── Given data ──
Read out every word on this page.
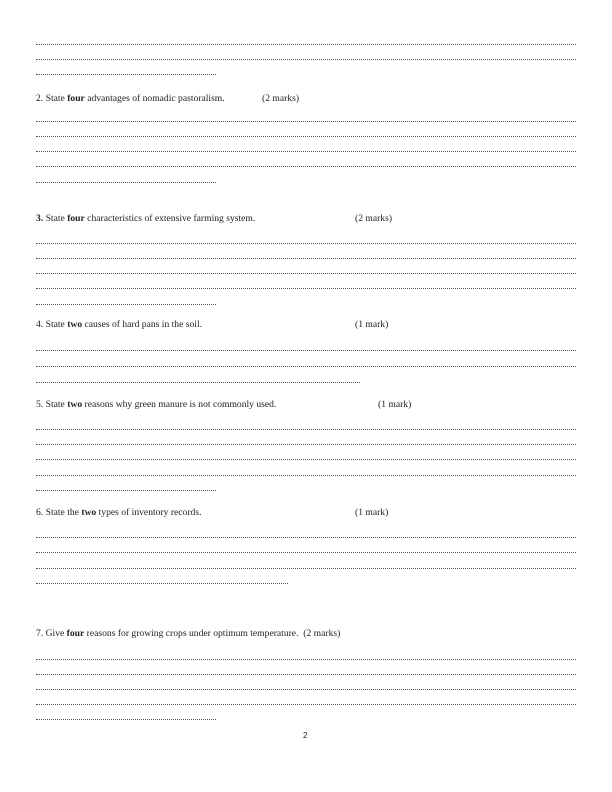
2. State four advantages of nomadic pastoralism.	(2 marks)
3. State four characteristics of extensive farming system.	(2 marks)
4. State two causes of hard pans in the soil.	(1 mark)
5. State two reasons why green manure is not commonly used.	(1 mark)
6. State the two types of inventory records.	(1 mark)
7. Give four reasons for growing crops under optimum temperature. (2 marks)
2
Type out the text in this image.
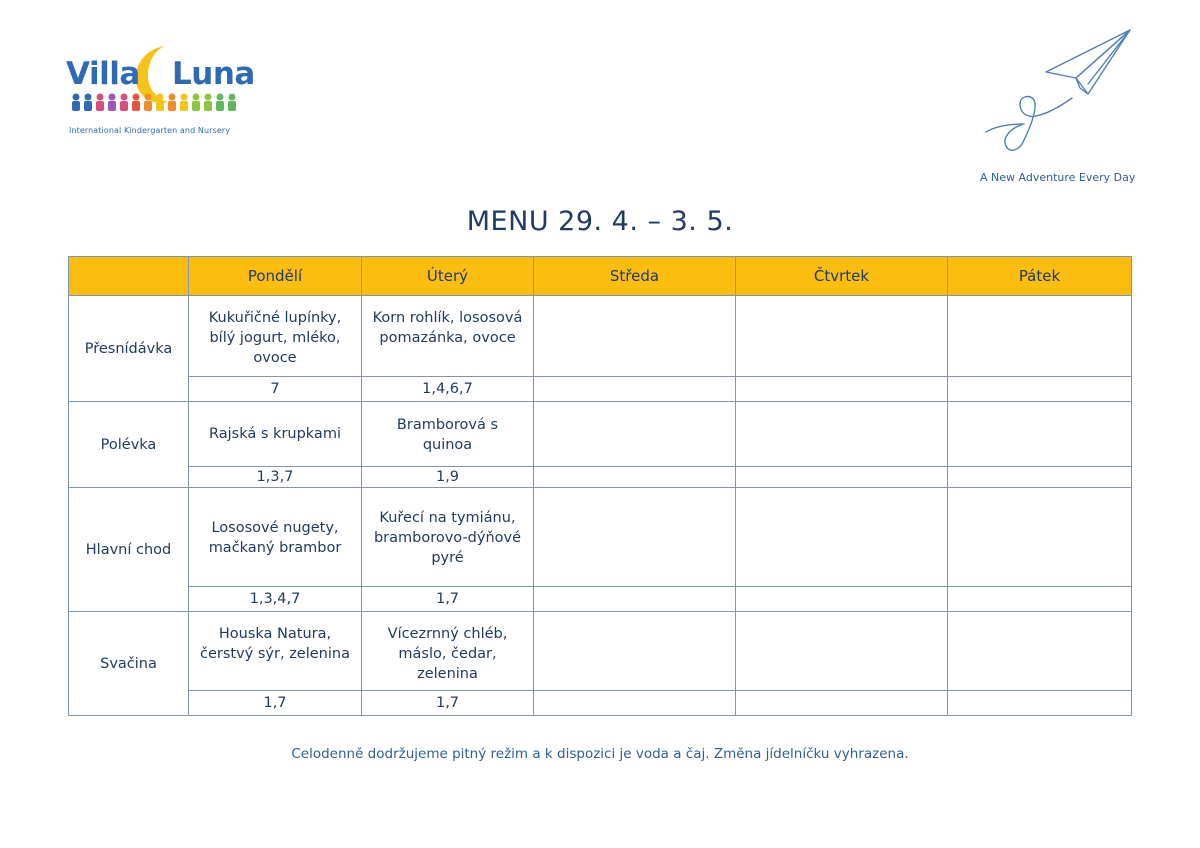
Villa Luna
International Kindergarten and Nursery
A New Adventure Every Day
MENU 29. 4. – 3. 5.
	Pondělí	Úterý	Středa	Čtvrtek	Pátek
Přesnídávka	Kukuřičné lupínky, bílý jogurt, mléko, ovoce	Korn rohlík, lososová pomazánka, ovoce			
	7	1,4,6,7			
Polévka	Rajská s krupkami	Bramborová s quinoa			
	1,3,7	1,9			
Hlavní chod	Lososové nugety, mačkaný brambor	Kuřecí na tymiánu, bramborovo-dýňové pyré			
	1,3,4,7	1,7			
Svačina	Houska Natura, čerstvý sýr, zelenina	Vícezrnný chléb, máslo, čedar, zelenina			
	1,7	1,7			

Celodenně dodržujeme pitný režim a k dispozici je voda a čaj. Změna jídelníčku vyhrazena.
───
── Given data ──
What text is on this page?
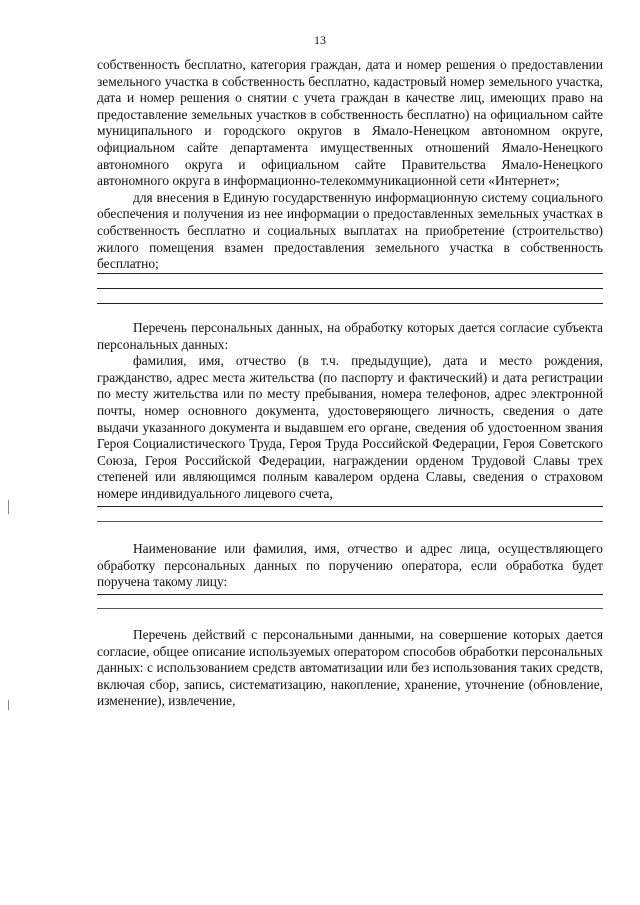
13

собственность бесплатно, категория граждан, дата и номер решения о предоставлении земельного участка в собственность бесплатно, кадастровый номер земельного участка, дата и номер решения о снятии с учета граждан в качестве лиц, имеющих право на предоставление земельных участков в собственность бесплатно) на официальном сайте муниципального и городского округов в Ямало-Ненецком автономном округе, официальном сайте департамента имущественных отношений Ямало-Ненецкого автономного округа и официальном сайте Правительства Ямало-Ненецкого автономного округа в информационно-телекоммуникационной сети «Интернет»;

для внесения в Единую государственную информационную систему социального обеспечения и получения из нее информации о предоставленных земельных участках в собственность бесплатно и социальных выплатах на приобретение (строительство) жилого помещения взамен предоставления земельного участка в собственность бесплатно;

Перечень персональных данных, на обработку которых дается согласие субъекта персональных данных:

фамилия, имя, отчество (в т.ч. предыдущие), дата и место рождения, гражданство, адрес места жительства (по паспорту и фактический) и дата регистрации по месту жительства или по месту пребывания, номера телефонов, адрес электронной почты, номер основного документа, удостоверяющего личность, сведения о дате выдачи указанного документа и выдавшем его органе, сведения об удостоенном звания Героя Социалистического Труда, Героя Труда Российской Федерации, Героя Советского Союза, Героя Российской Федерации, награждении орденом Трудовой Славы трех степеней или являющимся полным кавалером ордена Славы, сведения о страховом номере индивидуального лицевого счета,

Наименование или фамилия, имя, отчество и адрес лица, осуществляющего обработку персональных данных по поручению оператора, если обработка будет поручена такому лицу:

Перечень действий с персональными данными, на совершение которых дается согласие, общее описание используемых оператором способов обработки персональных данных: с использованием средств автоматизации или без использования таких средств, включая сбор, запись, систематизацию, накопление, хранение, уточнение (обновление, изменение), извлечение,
───
── Given data ──
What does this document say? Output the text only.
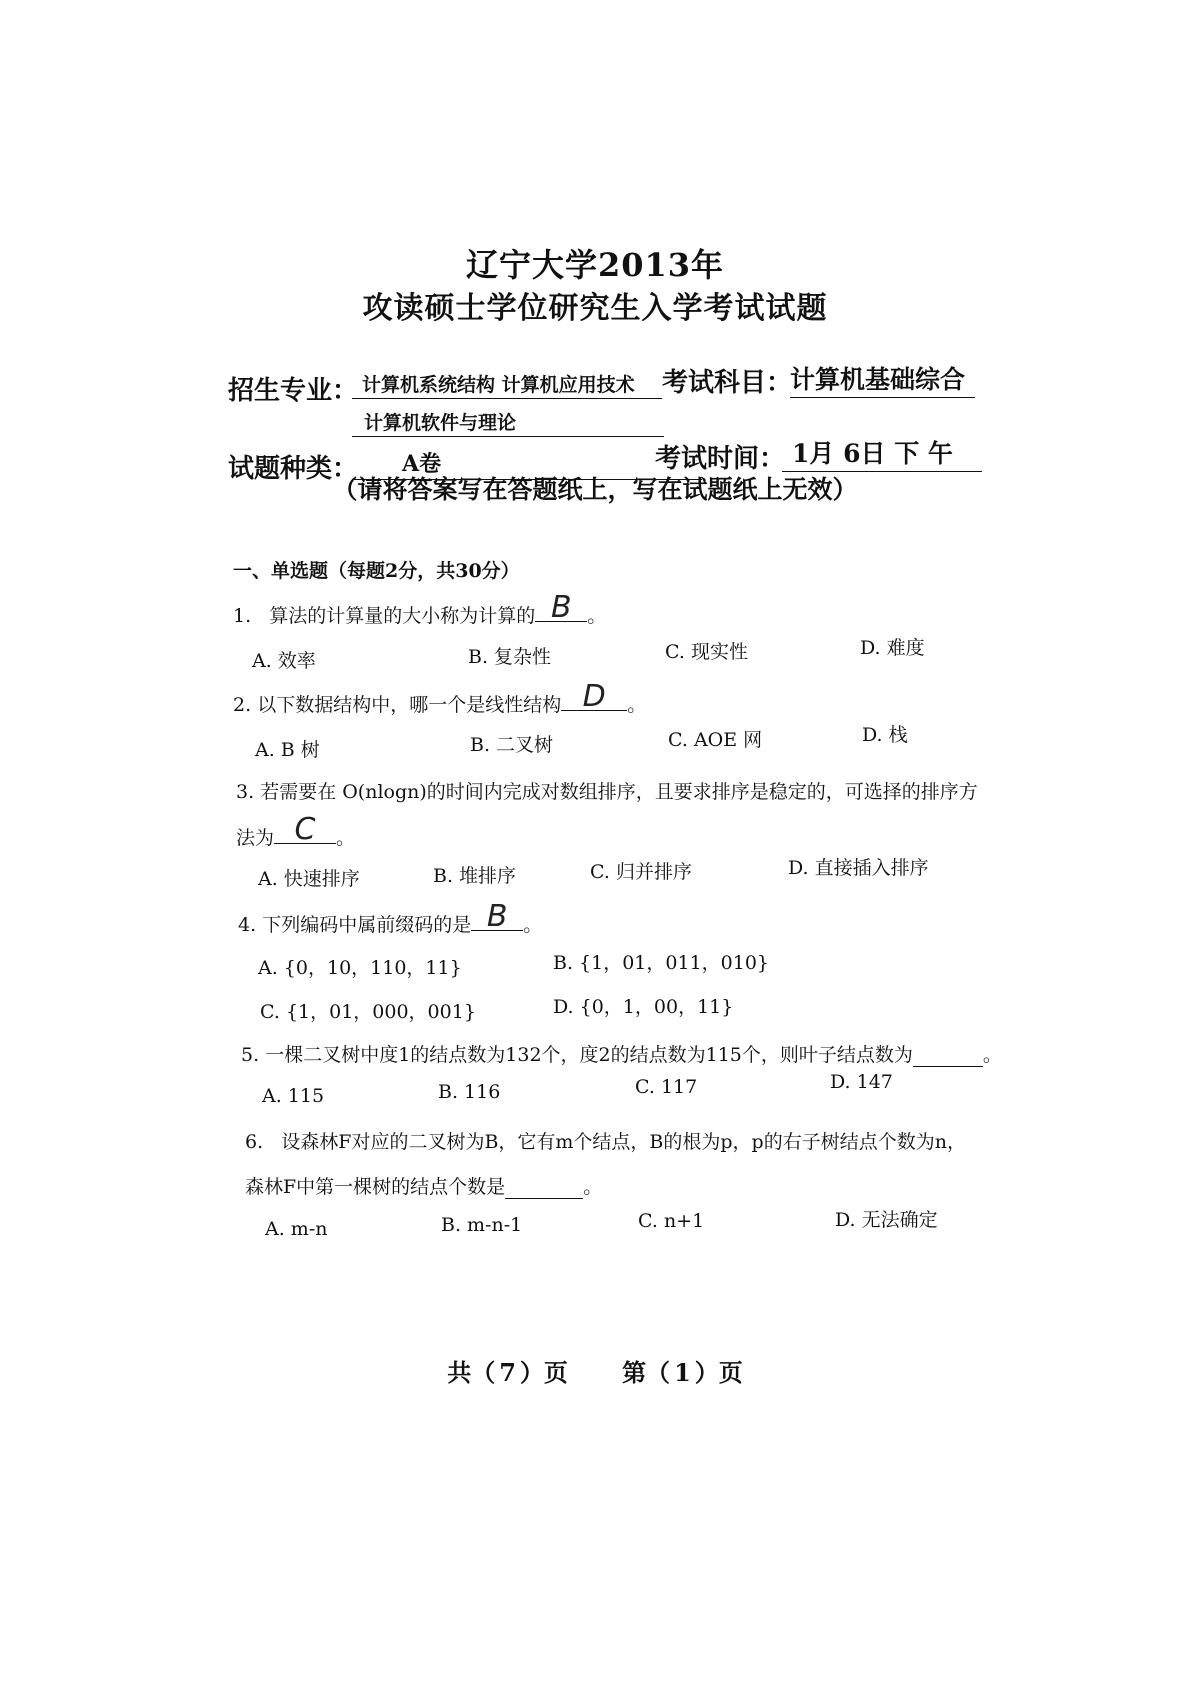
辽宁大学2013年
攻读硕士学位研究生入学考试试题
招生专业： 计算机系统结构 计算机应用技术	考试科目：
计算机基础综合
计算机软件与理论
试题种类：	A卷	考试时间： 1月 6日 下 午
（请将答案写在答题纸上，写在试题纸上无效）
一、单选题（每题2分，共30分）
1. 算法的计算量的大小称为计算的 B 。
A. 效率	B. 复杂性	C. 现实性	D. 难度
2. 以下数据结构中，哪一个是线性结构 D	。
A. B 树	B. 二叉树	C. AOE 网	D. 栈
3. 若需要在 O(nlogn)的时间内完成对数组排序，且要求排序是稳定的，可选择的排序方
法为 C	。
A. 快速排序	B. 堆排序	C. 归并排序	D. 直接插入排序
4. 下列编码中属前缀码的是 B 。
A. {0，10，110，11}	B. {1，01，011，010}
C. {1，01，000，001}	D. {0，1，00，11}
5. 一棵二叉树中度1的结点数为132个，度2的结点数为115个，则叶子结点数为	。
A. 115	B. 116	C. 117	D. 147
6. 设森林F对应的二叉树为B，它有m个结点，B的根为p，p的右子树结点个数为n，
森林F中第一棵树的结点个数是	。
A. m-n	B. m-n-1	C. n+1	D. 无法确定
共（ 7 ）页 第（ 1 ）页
───
- **To be done**
Show, from the listing above, each line that contains the word "this".

- **Final answer**
Read out every word on this page.
Type out the text in this image.
What text is on this page?
What does this document say? Output the text only.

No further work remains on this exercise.